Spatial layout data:
==================================================

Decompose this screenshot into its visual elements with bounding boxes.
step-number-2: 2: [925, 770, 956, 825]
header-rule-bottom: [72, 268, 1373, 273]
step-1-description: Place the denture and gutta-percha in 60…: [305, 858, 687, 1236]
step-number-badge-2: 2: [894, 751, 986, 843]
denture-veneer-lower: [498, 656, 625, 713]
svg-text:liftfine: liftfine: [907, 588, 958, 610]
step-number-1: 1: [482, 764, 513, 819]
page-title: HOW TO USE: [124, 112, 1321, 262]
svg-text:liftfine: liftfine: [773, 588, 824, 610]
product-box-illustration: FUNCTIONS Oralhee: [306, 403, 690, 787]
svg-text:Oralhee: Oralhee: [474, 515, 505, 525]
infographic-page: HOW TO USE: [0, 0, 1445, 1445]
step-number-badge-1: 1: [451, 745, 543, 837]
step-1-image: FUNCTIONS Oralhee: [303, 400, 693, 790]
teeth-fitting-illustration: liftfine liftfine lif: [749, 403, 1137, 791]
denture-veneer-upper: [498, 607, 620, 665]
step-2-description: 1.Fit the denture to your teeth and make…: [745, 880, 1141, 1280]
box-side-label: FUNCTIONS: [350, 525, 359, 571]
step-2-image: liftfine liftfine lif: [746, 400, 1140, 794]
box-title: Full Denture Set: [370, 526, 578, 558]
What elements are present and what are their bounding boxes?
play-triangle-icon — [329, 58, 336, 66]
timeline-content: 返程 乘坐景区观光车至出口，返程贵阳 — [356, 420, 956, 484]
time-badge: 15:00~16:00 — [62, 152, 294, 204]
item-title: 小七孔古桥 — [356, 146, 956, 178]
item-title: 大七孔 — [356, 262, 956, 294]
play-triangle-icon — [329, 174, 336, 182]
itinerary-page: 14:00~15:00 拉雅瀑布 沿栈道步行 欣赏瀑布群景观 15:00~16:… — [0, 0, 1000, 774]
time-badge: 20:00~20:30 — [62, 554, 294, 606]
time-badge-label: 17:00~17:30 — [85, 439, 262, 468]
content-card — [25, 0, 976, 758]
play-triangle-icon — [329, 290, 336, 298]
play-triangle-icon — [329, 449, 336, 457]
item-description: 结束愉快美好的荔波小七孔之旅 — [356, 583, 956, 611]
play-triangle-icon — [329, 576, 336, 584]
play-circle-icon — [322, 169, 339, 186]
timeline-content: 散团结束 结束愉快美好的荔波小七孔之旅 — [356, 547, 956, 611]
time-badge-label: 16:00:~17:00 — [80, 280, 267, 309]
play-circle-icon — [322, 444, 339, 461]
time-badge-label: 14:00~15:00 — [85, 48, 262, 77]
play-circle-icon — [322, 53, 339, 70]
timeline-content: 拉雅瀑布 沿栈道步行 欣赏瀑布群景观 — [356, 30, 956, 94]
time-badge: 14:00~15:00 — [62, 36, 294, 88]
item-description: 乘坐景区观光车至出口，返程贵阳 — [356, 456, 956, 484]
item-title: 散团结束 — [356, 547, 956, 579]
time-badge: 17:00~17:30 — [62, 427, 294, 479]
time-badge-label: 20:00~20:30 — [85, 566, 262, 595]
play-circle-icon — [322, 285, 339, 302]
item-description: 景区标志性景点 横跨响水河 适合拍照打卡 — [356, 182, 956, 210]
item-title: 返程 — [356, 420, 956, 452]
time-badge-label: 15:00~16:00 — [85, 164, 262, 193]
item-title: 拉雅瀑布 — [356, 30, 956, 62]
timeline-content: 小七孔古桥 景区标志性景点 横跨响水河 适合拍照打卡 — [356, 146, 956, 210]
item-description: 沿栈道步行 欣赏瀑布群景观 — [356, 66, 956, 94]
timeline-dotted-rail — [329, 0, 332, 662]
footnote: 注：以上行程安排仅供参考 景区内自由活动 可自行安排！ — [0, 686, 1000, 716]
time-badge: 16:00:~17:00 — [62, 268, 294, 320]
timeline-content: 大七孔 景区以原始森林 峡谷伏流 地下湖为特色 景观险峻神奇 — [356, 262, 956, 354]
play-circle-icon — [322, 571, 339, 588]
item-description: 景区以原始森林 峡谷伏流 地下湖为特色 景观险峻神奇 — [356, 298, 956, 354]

==================================================

Rewrite every line of the listing above as a Markdown table with the columns "Row" and "Line". Number the rows in order, and leave out any blank lines.

# WRITTEN SOLUTION
| Row | Line |
|---|---|
| 1 | Decompose this screenshot into its visual elements with bounding boxes. |
| 2 | step-number-2: 2: [925, 770, 956, 825] |
| 3 | header-rule-bottom: [72, 268, 1373, 273] |
| 4 | step-1-description: Place the denture and gutta-percha in 60…: [305, 858, 687, 1236] |
| 5 | step-number-badge-2: 2: [894, 751, 986, 843] |
| 6 | denture-veneer-lower: [498, 656, 625, 713] |
| 7 | svg-text:liftfine: liftfine: [907, 588, 958, 610] |
| 8 | step-number-1: 1: [482, 764, 513, 819] |
| 9 | page-title: HOW TO USE: [124, 112, 1321, 262] |
| 10 | svg-text:liftfine: liftfine: [773, 588, 824, 610] |
| 11 | product-box-illustration: FUNCTIONS Oralhee: [306, 403, 690, 787] |
| 12 | svg-text:Oralhee: Oralhee: [474, 515, 505, 525] |
| 13 | infographic-page: HOW TO USE: [0, 0, 1445, 1445] |
| 14 | step-number-badge-1: 1: [451, 745, 543, 837] |
| 15 | step-1-image: FUNCTIONS Oralhee: [303, 400, 693, 790] |
| 16 | teeth-fitting-illustration: liftfine liftfine lif: [749, 403, 1137, 791] |
| 17 | denture-veneer-upper: [498, 607, 620, 665] |
| 18 | step-2-description: 1.Fit the denture to your teeth and make…: [745, 880, 1141, 1280] |
| 19 | box-side-label: FUNCTIONS: [350, 525, 359, 571] |
| 20 | step-2-image: liftfine liftfine lif: [746, 400, 1140, 794] |
| 21 | box-title: Full Denture Set: [370, 526, 578, 558] |
| 22 | What elements are present and what are their bounding boxes? |
| 23 | play-triangle-icon — [329, 58, 336, 66] |
| 24 | timeline-content: 返程 乘坐景区观光车至出口，返程贵阳 — [356, 420, 956, 484] |
| 25 | time-badge: 15:00~16:00 — [62, 152, 294, 204] |
| 26 | item-title: 小七孔古桥 — [356, 146, 956, 178] |
| 27 | item-title: 大七孔 — [356, 262, 956, 294] |
| 28 | play-triangle-icon — [329, 174, 336, 182] |
| 29 | itinerary-page: 14:00~15:00 拉雅瀑布 沿栈道步行 欣赏瀑布群景观 15:00~16:… — [0, 0, 1000, 774] |
| 30 | time-badge: 20:00~20:30 — [62, 554, 294, 606] |
| 31 | time-badge-label: 17:00~17:30 — [85, 439, 262, 468] |
| 32 | content-card — [25, 0, 976, 758] |
| 33 | play-triangle-icon — [329, 290, 336, 298] |
| 34 | play-triangle-icon — [329, 449, 336, 457] |
| 35 | item-description: 结束愉快美好的荔波小七孔之旅 — [356, 583, 956, 611] |
| 36 | play-triangle-icon — [329, 576, 336, 584] |
| 37 | play-circle-icon — [322, 169, 339, 186] |
| 38 | timeline-content: 散团结束 结束愉快美好的荔波小七孔之旅 — [356, 547, 956, 611] |
| 39 | time-badge-label: 16:00:~17:00 — [80, 280, 267, 309] |
| 40 | play-circle-icon — [322, 444, 339, 461] |
| 41 | time-badge-label: 14:00~15:00 — [85, 48, 262, 77] |
| 42 | play-circle-icon — [322, 53, 339, 70] |
| 43 | timeline-content: 拉雅瀑布 沿栈道步行 欣赏瀑布群景观 — [356, 30, 956, 94] |
| 44 | time-badge: 14:00~15:00 — [62, 36, 294, 88] |
| 45 | item-description: 乘坐景区观光车至出口，返程贵阳 — [356, 456, 956, 484] |
| 46 | item-title: 散团结束 — [356, 547, 956, 579] |
| 47 | time-badge: 17:00~17:30 — [62, 427, 294, 479] |
| 48 | time-badge-label: 20:00~20:30 — [85, 566, 262, 595] |
| 49 | play-circle-icon — [322, 285, 339, 302] |
| 50 | item-description: 景区标志性景点 横跨响水河 适合拍照打卡 — [356, 182, 956, 210] |
| 51 | item-title: 返程 — [356, 420, 956, 452] |
| 52 | time-badge-label: 15:00~16:00 — [85, 164, 262, 193] |
| 53 | item-title: 拉雅瀑布 — [356, 30, 956, 62] |
| 54 | timeline-content: 小七孔古桥 景区标志性景点 横跨响水河 适合拍照打卡 — [356, 146, 956, 210] |
| 55 | item-description: 沿栈道步行 欣赏瀑布群景观 — [356, 66, 956, 94] |
| 56 | timeline-dotted-rail — [329, 0, 332, 662] |
| 57 | footnote: 注：以上行程安排仅供参考 景区内自由活动 可自行安排！ — [0, 686, 1000, 716] |
| 58 | time-badge: 16:00:~17:00 — [62, 268, 294, 320] |
| 59 | timeline-content: 大七孔 景区以原始森林 峡谷伏流 地下湖为特色 景观险峻神奇 — [356, 262, 956, 354] |
| 60 | play-circle-icon — [322, 571, 339, 588] |
| 61 | item-description: 景区以原始森林 峡谷伏流 地下湖为特色 景观险峻神奇 — [356, 298, 956, 354] |